_STATED PROBLEM_: Can all of these lines be returned exactly?
<<<<
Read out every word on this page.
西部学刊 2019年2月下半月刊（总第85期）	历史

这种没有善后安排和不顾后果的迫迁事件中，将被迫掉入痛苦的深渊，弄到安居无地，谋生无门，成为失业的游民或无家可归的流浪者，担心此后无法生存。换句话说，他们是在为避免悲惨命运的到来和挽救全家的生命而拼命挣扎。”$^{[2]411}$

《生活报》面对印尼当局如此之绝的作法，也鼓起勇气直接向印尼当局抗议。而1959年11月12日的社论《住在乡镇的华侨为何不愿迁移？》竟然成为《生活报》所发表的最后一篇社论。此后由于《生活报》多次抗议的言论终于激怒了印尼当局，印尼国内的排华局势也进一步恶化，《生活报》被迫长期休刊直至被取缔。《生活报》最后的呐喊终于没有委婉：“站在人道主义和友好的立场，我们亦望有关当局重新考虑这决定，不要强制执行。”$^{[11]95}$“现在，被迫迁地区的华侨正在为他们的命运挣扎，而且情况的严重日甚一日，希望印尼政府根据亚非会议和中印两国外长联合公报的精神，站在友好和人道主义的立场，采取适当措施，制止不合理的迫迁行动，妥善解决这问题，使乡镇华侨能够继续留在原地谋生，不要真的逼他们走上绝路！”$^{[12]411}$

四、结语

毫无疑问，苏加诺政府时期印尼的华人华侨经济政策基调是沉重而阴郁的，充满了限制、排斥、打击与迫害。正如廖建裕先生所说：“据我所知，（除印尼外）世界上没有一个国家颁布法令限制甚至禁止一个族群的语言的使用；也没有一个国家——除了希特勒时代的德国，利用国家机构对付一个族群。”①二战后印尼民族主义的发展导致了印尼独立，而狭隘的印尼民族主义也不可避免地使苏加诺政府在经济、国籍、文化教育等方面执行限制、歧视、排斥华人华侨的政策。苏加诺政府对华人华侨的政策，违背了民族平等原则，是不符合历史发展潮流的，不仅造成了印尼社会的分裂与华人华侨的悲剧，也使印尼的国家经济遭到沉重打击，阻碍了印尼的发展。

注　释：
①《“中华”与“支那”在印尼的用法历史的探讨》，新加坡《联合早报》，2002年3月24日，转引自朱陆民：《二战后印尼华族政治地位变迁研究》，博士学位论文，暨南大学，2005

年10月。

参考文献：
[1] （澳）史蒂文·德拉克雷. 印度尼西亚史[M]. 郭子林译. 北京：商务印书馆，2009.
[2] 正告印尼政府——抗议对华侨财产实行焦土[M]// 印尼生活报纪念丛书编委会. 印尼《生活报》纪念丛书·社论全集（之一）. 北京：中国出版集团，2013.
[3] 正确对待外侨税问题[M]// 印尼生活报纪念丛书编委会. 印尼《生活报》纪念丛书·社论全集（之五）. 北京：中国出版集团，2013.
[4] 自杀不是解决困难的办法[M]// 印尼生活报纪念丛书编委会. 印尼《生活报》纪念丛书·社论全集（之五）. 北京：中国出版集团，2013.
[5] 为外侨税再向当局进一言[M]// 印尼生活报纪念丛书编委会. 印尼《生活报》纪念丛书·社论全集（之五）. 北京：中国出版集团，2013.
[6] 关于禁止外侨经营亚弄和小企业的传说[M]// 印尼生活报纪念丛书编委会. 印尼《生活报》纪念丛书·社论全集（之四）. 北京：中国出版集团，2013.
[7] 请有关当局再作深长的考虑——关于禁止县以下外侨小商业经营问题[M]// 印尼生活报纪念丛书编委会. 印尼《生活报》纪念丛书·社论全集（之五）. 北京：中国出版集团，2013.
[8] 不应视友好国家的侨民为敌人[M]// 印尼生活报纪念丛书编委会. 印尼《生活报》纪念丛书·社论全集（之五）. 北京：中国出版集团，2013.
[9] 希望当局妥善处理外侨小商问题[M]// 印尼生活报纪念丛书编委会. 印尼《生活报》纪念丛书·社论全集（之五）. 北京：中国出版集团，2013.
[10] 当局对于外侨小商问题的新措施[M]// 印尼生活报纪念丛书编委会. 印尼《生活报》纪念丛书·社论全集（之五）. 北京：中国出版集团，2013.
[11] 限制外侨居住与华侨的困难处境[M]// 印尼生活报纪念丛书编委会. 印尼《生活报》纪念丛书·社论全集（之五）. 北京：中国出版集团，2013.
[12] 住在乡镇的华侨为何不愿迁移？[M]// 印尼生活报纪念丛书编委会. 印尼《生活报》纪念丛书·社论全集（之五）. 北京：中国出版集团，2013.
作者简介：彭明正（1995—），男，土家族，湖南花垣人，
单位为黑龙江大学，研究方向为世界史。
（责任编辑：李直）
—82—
>>>>
_FULL OUTPUT_:
Read out every word on this page.
西部学刊 2019年2月下半月刊（总第85期）	历史

这种没有善后安排和不顾后果的迫迁事件中，将被迫掉入痛苦的深渊，弄到安居无地，谋生无门，成为失业的游民或无家可归的流浪者，担心此后无法生存。换句话说，他们是在为避免悲惨命运的到来和挽救全家的生命而拼命挣扎。”$^{[2]411}$

《生活报》面对印尼当局如此之绝的作法，也鼓起勇气直接向印尼当局抗议。而1959年11月12日的社论《住在乡镇的华侨为何不愿迁移？》竟然成为《生活报》所发表的最后一篇社论。此后由于《生活报》多次抗议的言论终于激怒了印尼当局，印尼国内的排华局势也进一步恶化，《生活报》被迫长期休刊直至被取缔。《生活报》最后的呐喊终于没有委婉：“站在人道主义和友好的立场，我们亦望有关当局重新考虑这决定，不要强制执行。”$^{[11]95}$“现在，被迫迁地区的华侨正在为他们的命运挣扎，而且情况的严重日甚一日，希望印尼政府根据亚非会议和中印两国外长联合公报的精神，站在友好和人道主义的立场，采取适当措施，制止不合理的迫迁行动，妥善解决这问题，使乡镇华侨能够继续留在原地谋生，不要真的逼他们走上绝路！”$^{[12]411}$

四、结语

毫无疑问，苏加诺政府时期印尼的华人华侨经济政策基调是沉重而阴郁的，充满了限制、排斥、打击与迫害。正如廖建裕先生所说：“据我所知，（除印尼外）世界上没有一个国家颁布法令限制甚至禁止一个族群的语言的使用；也没有一个国家——除了希特勒时代的德国，利用国家机构对付一个族群。”①二战后印尼民族主义的发展导致了印尼独立，而狭隘的印尼民族主义也不可避免地使苏加诺政府在经济、国籍、文化教育等方面执行限制、歧视、排斥华人华侨的政策。苏加诺政府对华人华侨的政策，违背了民族平等原则，是不符合历史发展潮流的，不仅造成了印尼社会的分裂与华人华侨的悲剧，也使印尼的国家经济遭到沉重打击，阻碍了印尼的发展。

注　释：
①《“中华”与“支那”在印尼的用法历史的探讨》，新加坡《联合早报》，2002年3月24日，转引自朱陆民：《二战后印尼华族政治地位变迁研究》，博士学位论文，暨南大学，2005

年10月。

参考文献：
[1] （澳）史蒂文·德拉克雷. 印度尼西亚史[M]. 郭子林译. 北京：商务印书馆，2009.
[2] 正告印尼政府——抗议对华侨财产实行焦土[M]// 印尼生活报纪念丛书编委会. 印尼《生活报》纪念丛书·社论全集（之一）. 北京：中国出版集团，2013.
[3] 正确对待外侨税问题[M]// 印尼生活报纪念丛书编委会. 印尼《生活报》纪念丛书·社论全集（之五）. 北京：中国出版集团，2013.
[4] 自杀不是解决困难的办法[M]// 印尼生活报纪念丛书编委会. 印尼《生活报》纪念丛书·社论全集（之五）. 北京：中国出版集团，2013.
[5] 为外侨税再向当局进一言[M]// 印尼生活报纪念丛书编委会. 印尼《生活报》纪念丛书·社论全集（之五）. 北京：中国出版集团，2013.
[6] 关于禁止外侨经营亚弄和小企业的传说[M]// 印尼生活报纪念丛书编委会. 印尼《生活报》纪念丛书·社论全集（之四）. 北京：中国出版集团，2013.
[7] 请有关当局再作深长的考虑——关于禁止县以下外侨小商业经营问题[M]// 印尼生活报纪念丛书编委会. 印尼《生活报》纪念丛书·社论全集（之五）. 北京：中国出版集团，2013.
[8] 不应视友好国家的侨民为敌人[M]// 印尼生活报纪念丛书编委会. 印尼《生活报》纪念丛书·社论全集（之五）. 北京：中国出版集团，2013.
[9] 希望当局妥善处理外侨小商问题[M]// 印尼生活报纪念丛书编委会. 印尼《生活报》纪念丛书·社论全集（之五）. 北京：中国出版集团，2013.
[10] 当局对于外侨小商问题的新措施[M]// 印尼生活报纪念丛书编委会. 印尼《生活报》纪念丛书·社论全集（之五）. 北京：中国出版集团，2013.
[11] 限制外侨居住与华侨的困难处境[M]// 印尼生活报纪念丛书编委会. 印尼《生活报》纪念丛书·社论全集（之五）. 北京：中国出版集团，2013.
[12] 住在乡镇的华侨为何不愿迁移？[M]// 印尼生活报纪念丛书编委会. 印尼《生活报》纪念丛书·社论全集（之五）. 北京：中国出版集团，2013.
作者简介：彭明正（1995—），男，土家族，湖南花垣人，
单位为黑龙江大学，研究方向为世界史。
（责任编辑：李直）
—82—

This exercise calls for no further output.